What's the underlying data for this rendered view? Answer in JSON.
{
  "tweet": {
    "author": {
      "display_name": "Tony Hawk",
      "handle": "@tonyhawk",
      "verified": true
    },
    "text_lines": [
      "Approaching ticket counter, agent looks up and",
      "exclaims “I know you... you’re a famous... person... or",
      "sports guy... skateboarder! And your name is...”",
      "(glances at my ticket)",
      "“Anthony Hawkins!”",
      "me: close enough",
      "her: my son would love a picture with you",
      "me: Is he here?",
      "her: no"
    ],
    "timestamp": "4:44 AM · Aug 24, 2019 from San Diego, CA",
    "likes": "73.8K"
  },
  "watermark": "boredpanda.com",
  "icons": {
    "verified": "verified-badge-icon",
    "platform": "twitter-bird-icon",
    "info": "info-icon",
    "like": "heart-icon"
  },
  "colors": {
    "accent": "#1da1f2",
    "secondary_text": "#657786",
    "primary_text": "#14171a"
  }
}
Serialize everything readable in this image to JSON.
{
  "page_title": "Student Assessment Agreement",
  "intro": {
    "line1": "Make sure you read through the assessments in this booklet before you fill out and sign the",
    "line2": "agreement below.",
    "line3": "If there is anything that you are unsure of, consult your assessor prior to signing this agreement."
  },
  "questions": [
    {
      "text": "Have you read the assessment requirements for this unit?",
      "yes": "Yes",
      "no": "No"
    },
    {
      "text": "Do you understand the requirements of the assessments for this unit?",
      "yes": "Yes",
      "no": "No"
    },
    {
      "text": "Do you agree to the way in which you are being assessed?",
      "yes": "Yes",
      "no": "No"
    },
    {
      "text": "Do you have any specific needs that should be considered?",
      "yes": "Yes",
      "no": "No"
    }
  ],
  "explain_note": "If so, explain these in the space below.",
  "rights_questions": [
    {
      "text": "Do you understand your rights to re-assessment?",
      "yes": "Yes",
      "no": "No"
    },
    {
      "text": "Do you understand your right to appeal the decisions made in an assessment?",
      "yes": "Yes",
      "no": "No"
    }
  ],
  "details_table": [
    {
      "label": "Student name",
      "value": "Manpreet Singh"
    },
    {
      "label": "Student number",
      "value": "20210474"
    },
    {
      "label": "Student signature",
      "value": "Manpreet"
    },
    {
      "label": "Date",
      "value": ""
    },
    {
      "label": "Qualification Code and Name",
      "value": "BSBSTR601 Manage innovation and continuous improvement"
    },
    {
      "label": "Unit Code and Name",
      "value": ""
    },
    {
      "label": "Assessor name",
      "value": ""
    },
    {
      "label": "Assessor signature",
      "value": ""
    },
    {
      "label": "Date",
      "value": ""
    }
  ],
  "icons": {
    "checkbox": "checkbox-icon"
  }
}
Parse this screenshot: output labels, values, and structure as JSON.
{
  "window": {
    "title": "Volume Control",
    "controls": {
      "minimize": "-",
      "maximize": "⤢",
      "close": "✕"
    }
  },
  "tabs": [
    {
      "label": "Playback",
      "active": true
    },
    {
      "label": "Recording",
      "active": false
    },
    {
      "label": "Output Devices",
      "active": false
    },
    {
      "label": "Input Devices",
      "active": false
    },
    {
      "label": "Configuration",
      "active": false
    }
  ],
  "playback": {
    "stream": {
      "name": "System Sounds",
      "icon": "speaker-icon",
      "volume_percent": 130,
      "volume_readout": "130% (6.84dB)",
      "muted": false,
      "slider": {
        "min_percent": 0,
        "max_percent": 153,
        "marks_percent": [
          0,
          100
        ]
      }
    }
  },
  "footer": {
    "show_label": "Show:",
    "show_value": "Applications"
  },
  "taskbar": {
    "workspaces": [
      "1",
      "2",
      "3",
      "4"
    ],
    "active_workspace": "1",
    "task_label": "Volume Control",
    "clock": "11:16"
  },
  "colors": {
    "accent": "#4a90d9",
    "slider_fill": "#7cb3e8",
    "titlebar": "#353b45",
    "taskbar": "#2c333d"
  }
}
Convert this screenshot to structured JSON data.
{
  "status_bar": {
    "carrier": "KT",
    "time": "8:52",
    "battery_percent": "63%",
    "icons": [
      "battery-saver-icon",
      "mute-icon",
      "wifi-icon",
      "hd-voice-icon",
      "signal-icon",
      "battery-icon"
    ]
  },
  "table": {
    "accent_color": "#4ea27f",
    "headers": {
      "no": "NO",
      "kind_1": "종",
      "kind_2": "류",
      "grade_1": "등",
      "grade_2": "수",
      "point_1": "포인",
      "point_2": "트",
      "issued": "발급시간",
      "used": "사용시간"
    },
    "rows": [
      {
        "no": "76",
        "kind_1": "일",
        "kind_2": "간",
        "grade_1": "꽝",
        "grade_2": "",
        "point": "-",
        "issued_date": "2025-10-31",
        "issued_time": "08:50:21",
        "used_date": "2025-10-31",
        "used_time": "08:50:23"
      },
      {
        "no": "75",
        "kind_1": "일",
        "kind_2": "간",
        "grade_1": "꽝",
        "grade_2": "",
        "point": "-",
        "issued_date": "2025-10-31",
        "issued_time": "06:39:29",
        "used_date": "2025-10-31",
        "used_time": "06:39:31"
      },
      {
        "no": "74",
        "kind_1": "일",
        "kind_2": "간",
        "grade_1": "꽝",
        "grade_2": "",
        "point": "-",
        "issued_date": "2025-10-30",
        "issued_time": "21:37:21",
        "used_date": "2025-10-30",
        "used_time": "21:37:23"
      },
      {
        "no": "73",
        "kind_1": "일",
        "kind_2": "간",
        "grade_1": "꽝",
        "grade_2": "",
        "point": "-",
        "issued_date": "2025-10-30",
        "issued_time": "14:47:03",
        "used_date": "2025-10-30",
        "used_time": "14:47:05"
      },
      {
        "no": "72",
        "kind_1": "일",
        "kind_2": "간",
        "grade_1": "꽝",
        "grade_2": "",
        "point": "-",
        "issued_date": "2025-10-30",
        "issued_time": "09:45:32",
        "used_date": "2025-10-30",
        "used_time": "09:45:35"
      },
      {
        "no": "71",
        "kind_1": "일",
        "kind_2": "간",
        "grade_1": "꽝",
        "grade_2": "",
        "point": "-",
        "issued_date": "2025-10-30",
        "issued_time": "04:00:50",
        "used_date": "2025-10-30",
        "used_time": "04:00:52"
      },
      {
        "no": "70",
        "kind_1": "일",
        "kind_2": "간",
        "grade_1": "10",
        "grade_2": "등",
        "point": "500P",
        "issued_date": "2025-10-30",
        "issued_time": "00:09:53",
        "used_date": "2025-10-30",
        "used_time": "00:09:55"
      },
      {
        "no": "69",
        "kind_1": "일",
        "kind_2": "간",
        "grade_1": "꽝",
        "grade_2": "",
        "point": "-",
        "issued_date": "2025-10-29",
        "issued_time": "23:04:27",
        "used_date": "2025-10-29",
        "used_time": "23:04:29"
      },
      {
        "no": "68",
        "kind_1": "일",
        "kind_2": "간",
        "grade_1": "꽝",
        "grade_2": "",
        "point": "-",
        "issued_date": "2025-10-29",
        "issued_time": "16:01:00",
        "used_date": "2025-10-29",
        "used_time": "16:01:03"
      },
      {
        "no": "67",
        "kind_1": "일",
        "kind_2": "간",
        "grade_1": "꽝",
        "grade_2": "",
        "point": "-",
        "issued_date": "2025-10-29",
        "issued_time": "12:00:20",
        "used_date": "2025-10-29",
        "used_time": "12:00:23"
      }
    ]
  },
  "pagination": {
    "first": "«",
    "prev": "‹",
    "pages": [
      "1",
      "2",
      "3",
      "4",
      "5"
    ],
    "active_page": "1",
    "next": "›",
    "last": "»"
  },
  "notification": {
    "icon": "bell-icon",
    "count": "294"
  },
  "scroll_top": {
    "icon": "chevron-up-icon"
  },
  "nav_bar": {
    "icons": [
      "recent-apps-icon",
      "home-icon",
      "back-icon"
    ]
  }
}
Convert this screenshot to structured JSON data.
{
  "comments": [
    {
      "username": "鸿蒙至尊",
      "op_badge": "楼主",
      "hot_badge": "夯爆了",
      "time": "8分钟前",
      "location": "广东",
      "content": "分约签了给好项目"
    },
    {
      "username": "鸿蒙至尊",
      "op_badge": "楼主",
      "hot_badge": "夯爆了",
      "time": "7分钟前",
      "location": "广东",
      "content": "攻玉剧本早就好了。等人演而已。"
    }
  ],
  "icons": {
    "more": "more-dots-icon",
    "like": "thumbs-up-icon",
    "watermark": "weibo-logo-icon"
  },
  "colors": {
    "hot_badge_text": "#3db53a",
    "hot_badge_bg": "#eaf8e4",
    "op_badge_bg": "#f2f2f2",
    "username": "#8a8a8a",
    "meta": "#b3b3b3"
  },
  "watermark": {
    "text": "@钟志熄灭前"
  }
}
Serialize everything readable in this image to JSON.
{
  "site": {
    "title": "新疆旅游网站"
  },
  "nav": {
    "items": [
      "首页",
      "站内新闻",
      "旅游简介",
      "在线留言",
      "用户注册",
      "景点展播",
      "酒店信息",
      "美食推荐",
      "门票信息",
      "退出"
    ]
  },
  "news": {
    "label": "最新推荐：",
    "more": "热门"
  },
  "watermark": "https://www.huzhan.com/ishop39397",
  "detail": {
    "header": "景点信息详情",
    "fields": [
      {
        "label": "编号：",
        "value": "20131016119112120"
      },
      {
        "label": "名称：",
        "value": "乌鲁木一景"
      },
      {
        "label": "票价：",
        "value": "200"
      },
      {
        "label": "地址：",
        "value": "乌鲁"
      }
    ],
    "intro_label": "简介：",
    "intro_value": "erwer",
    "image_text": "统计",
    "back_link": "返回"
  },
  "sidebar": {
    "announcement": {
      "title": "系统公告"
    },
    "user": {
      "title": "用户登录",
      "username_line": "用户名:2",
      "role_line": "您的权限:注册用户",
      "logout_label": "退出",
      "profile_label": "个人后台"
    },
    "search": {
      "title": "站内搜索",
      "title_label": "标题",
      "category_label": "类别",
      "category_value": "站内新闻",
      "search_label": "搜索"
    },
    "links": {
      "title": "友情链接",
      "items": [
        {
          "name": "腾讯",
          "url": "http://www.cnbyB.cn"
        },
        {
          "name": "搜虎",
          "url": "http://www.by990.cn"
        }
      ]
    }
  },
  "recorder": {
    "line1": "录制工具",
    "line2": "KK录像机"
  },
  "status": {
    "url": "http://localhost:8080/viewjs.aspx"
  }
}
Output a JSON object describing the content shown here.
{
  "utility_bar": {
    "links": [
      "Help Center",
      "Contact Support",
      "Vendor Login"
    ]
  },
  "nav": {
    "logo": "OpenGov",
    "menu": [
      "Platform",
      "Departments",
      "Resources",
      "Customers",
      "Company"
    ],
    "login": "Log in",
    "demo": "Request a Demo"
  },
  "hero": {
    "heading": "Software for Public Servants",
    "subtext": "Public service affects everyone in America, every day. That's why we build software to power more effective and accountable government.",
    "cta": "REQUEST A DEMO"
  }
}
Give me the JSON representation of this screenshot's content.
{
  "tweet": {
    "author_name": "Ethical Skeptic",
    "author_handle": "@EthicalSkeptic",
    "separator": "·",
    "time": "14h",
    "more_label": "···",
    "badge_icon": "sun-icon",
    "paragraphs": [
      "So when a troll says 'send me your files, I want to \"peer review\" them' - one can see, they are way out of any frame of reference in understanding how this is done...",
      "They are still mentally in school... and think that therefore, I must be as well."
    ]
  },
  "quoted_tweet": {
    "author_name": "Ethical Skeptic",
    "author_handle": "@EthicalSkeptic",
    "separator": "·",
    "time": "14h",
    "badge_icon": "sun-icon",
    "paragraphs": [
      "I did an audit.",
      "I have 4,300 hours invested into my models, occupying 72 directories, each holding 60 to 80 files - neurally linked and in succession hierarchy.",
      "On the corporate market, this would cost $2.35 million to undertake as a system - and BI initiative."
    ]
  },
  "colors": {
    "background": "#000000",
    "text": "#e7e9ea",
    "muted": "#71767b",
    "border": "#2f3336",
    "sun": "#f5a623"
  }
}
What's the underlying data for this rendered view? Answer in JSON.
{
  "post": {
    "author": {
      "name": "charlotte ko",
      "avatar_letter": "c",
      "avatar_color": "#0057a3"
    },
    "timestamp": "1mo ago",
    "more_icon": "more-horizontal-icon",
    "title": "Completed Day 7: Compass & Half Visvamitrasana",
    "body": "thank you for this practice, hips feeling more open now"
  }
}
#####
THE REQUEST
Identify all lines in the records above with the word "your".

SOLUTION
      "sports guy... skateboarder! And your name is...”",
    "line3": "If there is anything that you are unsure of, consult your assessor prior to signing this agreement."
      "text": "Do you understand your rights to re-assessment?",
      "text": "Do you understand your right to appeal the decisions made in an assessment?",
      "So when a troll says 'send me your files, I want to \"peer review\" them' - one can see, they are way out of any frame of reference in understanding how this is done...",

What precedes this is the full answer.